DATA SECTION
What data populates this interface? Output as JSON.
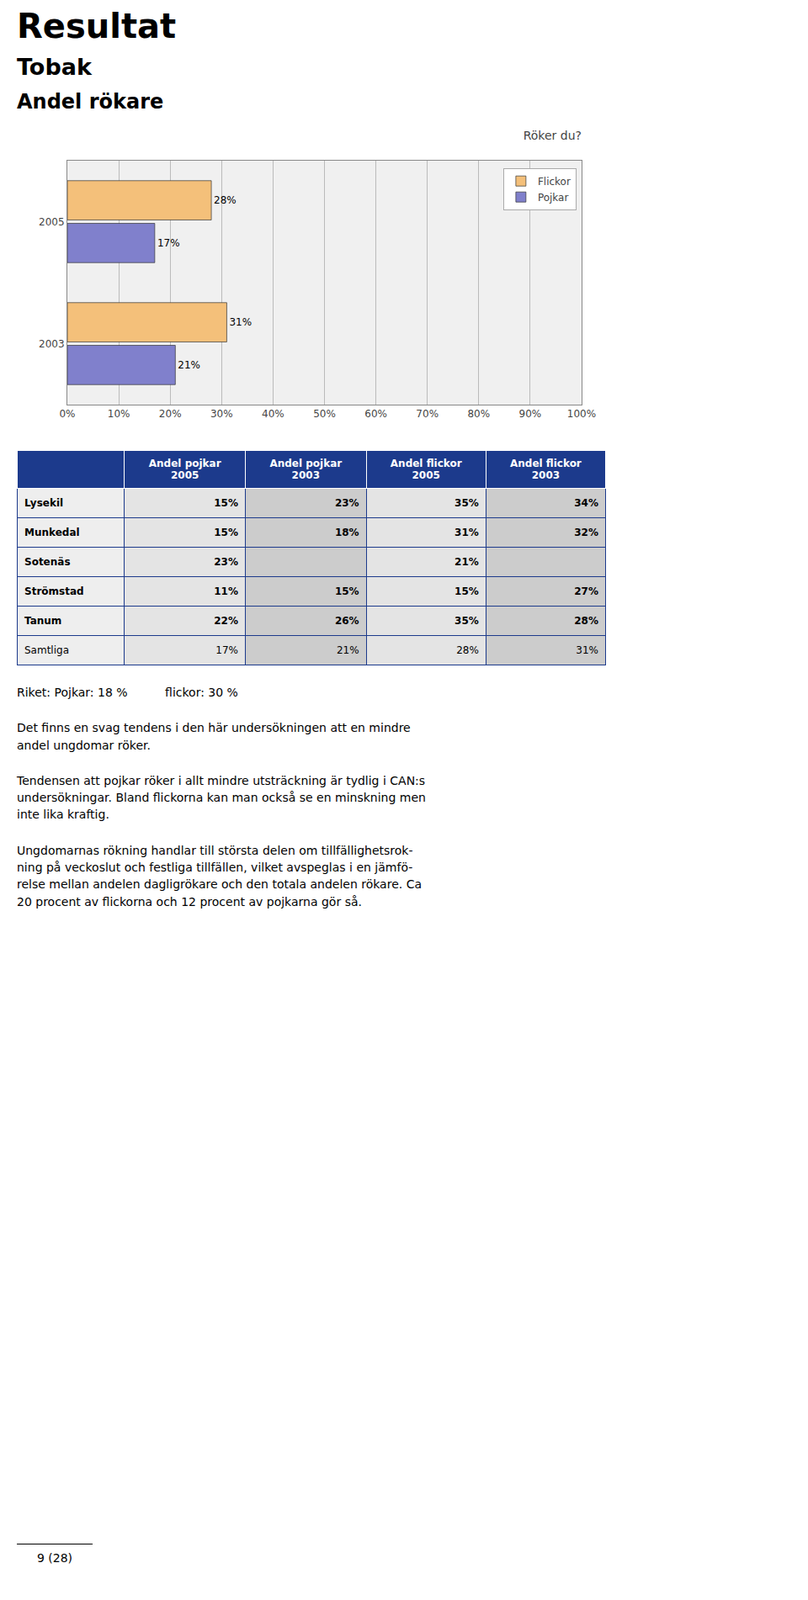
{
  "headings": [
    "Resultat",
    "Tobak",
    "Andel rökare"
  ],
  "chart_data": [
    {
      "type": "bar",
      "orientation": "horizontal",
      "title": "Röker du?",
      "categories": [
        "2005",
        "2003"
      ],
      "series": [
        {
          "name": "Flickor",
          "color": "#F4C07A",
          "values": [
            28,
            31
          ],
          "value_labels": [
            "28%",
            "31%"
          ]
        },
        {
          "name": "Pojkar",
          "color": "#8080CC",
          "values": [
            17,
            21
          ],
          "value_labels": [
            "17%",
            "21%"
          ]
        }
      ],
      "xlim": [
        0,
        100
      ],
      "xticks": [
        {
          "value": 0,
          "label": "0%"
        },
        {
          "value": 10,
          "label": "10%"
        },
        {
          "value": 20,
          "label": "20%"
        },
        {
          "value": 30,
          "label": "30%"
        },
        {
          "value": 40,
          "label": "40%"
        },
        {
          "value": 50,
          "label": "50%"
        },
        {
          "value": 60,
          "label": "60%"
        },
        {
          "value": 70,
          "label": "70%"
        },
        {
          "value": 80,
          "label": "80%"
        },
        {
          "value": 90,
          "label": "90%"
        },
        {
          "value": 100,
          "label": "100%"
        }
      ],
      "grid": true,
      "legend": "upper right",
      "data_labels": true
    },
    {
      "type": "table",
      "header": [
        null,
        "Andel pojkar\n2005",
        "Andel pojkar\n2003",
        "Andel flickor\n2005",
        "Andel flickor\n2003"
      ],
      "rows": [
        [
          "Lysekil",
          "15%",
          "23%",
          "35%",
          "34%"
        ],
        [
          "Munkedal",
          "15%",
          "18%",
          "31%",
          "32%"
        ],
        [
          "Sotenäs",
          "23%",
          null,
          "21%",
          null
        ],
        [
          "Strömstad",
          "11%",
          "15%",
          "15%",
          "27%"
        ],
        [
          "Tanum",
          "22%",
          "26%",
          "35%",
          "28%"
        ],
        [
          "Samtliga",
          "17%",
          "21%",
          "28%",
          "31%"
        ]
      ]
    }
  ],
  "paragraphs": [
    "Riket: Pojkar: 18 %          flickor: 30 %",
    "Det finns en svag tendens i den här undersökningen att en mindre\nandel ungdomar röker.",
    "Tendensen att pojkar röker i allt mindre utsträckning är tydlig i CAN:s\nundersökningar. Bland flickorna kan man också se en minskning men\ninte lika kraftig.",
    "Ungdomarnas rökning handlar till största delen om tillfällighetsrok-\nning på veckoslut och festliga tillfällen, vilket avspeglas i en jämfö-\nrelse mellan andelen dagligrökare och den totala andelen rökare. Ca\n20 procent av flickorna och 12 procent av pojkarna gör så."
  ],
  "footer": "9 (28)"
}
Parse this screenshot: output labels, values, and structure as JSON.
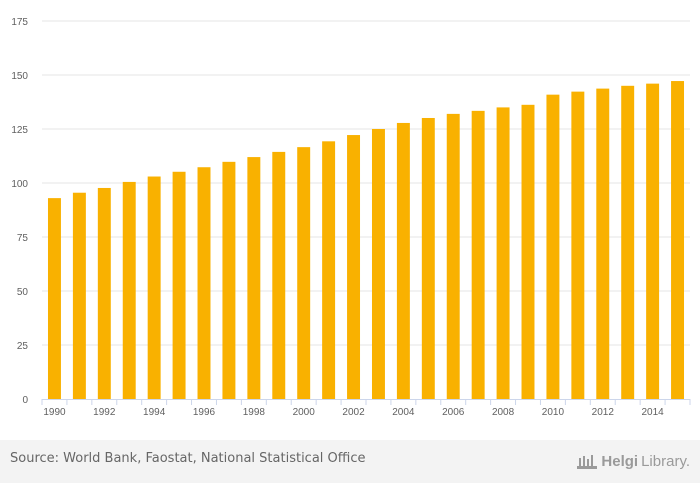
{
  "chart_data": {
    "type": "bar",
    "categories": [
      "1990",
      "1991",
      "1992",
      "1993",
      "1994",
      "1995",
      "1996",
      "1997",
      "1998",
      "1999",
      "2000",
      "2001",
      "2002",
      "2003",
      "2004",
      "2005",
      "2006",
      "2007",
      "2008",
      "2009",
      "2010",
      "2011",
      "2012",
      "2013",
      "2014",
      "2015"
    ],
    "values": [
      93,
      95.5,
      97.7,
      100.5,
      103,
      105.2,
      107.3,
      109.8,
      112,
      114.4,
      116.6,
      119.3,
      122.2,
      125,
      127.8,
      130.1,
      132,
      133.4,
      135,
      136.2,
      140.9,
      142.3,
      143.7,
      145,
      146,
      147.2
    ],
    "x_tick_labels": [
      "1990",
      "1992",
      "1994",
      "1996",
      "1998",
      "2000",
      "2002",
      "2004",
      "2006",
      "2008",
      "2010",
      "2012",
      "2014"
    ],
    "y_ticks": [
      0,
      25,
      50,
      75,
      100,
      125,
      150,
      175
    ],
    "ylim": [
      0,
      175
    ],
    "grid": true,
    "bar_color": "#f9b100",
    "grid_color": "#e6e6e6",
    "title": "",
    "xlabel": "",
    "ylabel": ""
  },
  "footer": {
    "source": "Source: World Bank, Faostat, National Statistical Office",
    "brand_bold": "Helgi",
    "brand_light": "Library."
  }
}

SHORT PROBLEM
Go through the preceding material and copy each line that has the word "JSON".

FULL ANSWER
What data populates this interface? Output as JSON.
Parse this screenshot: output labels, values, and structure as JSON.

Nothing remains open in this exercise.